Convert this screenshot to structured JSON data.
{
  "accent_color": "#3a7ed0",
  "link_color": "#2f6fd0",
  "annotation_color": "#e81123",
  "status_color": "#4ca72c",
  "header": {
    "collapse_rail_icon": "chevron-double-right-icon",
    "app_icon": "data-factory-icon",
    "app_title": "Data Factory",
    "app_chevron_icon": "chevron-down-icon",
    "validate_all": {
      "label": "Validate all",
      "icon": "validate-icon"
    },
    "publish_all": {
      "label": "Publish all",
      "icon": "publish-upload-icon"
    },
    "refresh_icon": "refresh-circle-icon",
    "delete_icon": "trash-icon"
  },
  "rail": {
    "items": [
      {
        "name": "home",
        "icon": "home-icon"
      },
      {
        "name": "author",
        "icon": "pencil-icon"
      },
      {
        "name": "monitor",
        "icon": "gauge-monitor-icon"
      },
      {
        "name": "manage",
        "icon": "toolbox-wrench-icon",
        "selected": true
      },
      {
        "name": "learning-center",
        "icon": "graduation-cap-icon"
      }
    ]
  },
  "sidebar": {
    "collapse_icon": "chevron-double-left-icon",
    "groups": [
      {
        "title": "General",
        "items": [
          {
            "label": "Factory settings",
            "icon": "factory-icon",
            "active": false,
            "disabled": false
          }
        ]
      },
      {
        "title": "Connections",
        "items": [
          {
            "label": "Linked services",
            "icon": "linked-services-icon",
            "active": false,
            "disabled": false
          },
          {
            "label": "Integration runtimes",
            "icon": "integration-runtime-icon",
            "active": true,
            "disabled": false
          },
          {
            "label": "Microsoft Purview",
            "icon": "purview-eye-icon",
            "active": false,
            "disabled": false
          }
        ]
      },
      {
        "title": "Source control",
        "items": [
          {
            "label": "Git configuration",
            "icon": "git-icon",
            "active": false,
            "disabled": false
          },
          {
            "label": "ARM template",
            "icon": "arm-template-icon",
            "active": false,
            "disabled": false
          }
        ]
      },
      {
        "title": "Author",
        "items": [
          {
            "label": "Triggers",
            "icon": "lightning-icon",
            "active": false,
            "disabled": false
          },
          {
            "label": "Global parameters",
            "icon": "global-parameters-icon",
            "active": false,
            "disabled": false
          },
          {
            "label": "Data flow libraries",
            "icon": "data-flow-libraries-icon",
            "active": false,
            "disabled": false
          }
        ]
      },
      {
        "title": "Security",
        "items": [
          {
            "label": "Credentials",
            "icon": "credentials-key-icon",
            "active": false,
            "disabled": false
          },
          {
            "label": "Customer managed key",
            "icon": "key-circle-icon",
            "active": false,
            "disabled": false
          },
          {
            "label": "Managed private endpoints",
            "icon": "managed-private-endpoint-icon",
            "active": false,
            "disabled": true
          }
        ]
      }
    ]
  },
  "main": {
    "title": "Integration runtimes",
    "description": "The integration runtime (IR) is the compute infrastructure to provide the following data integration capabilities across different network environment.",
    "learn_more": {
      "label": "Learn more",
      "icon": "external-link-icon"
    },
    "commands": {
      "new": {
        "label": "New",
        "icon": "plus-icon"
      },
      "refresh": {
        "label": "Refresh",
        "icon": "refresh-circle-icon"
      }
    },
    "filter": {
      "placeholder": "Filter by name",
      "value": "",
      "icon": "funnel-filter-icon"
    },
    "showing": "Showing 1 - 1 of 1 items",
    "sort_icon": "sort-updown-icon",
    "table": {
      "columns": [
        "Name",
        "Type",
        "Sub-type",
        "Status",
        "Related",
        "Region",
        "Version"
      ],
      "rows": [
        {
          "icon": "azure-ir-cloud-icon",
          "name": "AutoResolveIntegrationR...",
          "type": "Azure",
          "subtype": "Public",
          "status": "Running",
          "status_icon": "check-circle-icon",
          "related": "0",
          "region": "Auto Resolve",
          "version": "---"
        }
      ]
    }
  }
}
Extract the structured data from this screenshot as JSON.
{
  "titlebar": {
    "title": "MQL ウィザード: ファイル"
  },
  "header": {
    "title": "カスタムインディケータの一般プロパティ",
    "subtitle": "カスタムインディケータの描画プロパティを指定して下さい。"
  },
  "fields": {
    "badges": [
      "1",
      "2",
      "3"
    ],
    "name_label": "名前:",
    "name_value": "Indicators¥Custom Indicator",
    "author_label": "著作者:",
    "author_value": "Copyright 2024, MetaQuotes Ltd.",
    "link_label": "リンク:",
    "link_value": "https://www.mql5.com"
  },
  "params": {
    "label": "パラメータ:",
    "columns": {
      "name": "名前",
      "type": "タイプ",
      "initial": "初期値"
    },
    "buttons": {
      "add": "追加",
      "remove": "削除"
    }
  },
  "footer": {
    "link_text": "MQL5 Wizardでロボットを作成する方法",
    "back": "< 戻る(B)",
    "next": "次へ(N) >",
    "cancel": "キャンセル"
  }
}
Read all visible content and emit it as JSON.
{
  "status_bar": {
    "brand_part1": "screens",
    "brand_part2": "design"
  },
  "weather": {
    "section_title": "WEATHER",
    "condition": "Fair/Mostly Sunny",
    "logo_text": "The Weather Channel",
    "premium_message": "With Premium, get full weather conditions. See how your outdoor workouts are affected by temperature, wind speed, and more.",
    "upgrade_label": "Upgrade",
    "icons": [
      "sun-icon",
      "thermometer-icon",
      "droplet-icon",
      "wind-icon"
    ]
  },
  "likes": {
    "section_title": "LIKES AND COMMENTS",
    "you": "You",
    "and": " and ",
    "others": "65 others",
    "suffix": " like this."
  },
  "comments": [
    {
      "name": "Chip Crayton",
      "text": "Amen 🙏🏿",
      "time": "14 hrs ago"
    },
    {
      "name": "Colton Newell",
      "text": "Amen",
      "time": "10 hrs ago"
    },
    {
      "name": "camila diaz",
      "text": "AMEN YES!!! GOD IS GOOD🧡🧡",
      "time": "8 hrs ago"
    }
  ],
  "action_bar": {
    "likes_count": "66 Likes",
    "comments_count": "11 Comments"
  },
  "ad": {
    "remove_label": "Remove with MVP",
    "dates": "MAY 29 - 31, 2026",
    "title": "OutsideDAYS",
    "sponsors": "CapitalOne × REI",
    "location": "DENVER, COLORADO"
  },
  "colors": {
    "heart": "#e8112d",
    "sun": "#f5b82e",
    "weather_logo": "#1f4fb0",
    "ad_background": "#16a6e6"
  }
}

----------

What you have to do: Search the data for "structured". Copy every matching line.

Full answer:
Convert this screenshot to structured JSON data.
Extract the structured data from this screenshot as JSON.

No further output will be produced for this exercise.